## START

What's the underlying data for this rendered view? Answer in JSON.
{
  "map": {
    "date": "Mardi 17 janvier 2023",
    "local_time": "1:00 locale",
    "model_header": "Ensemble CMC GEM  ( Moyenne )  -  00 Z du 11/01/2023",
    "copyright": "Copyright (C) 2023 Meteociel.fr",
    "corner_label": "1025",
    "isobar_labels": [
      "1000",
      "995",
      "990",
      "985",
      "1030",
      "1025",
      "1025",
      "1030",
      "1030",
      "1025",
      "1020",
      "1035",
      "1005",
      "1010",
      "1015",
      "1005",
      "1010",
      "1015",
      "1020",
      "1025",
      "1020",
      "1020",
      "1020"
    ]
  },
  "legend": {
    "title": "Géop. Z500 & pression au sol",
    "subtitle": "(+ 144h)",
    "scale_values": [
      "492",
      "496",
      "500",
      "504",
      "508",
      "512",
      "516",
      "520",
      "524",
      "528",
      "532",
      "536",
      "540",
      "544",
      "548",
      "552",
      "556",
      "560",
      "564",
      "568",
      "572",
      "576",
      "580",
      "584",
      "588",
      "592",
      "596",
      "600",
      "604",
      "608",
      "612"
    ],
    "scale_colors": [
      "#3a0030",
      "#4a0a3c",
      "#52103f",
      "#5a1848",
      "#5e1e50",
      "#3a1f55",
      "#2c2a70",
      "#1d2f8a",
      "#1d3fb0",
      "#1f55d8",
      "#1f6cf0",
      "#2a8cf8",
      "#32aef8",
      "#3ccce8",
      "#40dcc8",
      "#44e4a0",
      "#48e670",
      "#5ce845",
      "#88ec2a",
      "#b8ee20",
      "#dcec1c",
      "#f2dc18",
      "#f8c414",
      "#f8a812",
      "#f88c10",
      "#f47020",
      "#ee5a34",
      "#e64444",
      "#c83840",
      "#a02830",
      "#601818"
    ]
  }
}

## END
## START

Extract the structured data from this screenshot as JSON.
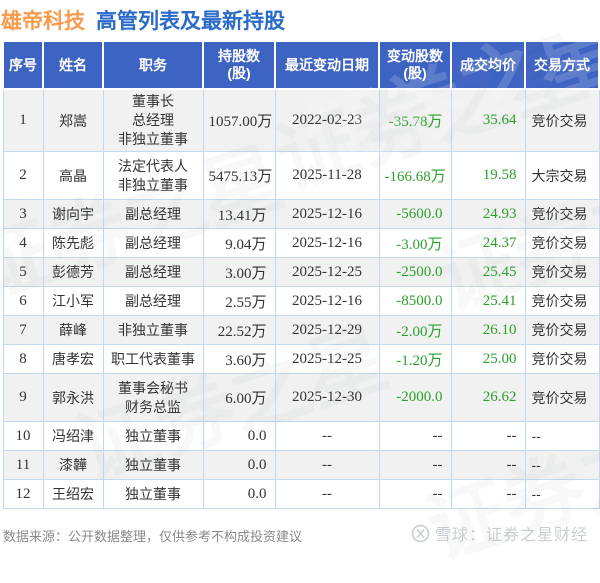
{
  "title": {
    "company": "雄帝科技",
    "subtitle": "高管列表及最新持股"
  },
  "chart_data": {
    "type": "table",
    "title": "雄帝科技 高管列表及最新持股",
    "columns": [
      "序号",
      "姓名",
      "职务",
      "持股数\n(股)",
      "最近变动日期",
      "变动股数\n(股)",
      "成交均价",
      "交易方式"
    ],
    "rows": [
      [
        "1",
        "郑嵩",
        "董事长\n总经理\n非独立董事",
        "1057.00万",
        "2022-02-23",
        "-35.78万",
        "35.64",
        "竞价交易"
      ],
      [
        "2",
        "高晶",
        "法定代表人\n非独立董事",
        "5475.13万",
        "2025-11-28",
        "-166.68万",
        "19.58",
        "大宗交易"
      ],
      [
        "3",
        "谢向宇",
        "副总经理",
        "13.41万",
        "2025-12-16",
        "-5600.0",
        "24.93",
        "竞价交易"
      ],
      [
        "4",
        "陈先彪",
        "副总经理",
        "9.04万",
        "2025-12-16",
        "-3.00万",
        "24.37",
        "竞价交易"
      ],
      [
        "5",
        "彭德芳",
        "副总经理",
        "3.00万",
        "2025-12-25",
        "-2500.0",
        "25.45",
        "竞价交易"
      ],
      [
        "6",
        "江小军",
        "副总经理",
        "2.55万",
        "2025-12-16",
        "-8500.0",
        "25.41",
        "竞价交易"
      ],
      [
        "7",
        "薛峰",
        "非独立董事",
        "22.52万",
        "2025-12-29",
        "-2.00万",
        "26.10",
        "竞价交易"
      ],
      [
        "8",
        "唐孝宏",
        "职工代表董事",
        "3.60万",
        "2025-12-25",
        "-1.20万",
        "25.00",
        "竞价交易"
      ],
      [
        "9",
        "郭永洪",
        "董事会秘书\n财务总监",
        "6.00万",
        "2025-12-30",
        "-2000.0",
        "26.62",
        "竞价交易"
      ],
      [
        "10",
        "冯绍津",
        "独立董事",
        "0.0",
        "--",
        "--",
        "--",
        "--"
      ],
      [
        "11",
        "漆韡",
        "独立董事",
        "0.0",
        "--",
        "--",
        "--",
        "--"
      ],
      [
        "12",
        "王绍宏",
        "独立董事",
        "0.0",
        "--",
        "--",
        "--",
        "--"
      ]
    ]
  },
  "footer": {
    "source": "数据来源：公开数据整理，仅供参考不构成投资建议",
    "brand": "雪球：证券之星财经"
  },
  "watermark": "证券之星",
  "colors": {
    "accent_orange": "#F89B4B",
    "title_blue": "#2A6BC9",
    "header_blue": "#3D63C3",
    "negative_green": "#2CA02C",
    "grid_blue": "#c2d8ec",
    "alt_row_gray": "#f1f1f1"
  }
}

## END

§ Prompt
Count the lines in the records above that hold the word "高管列表及最新持股", and give only that number.

§ Output for this task
2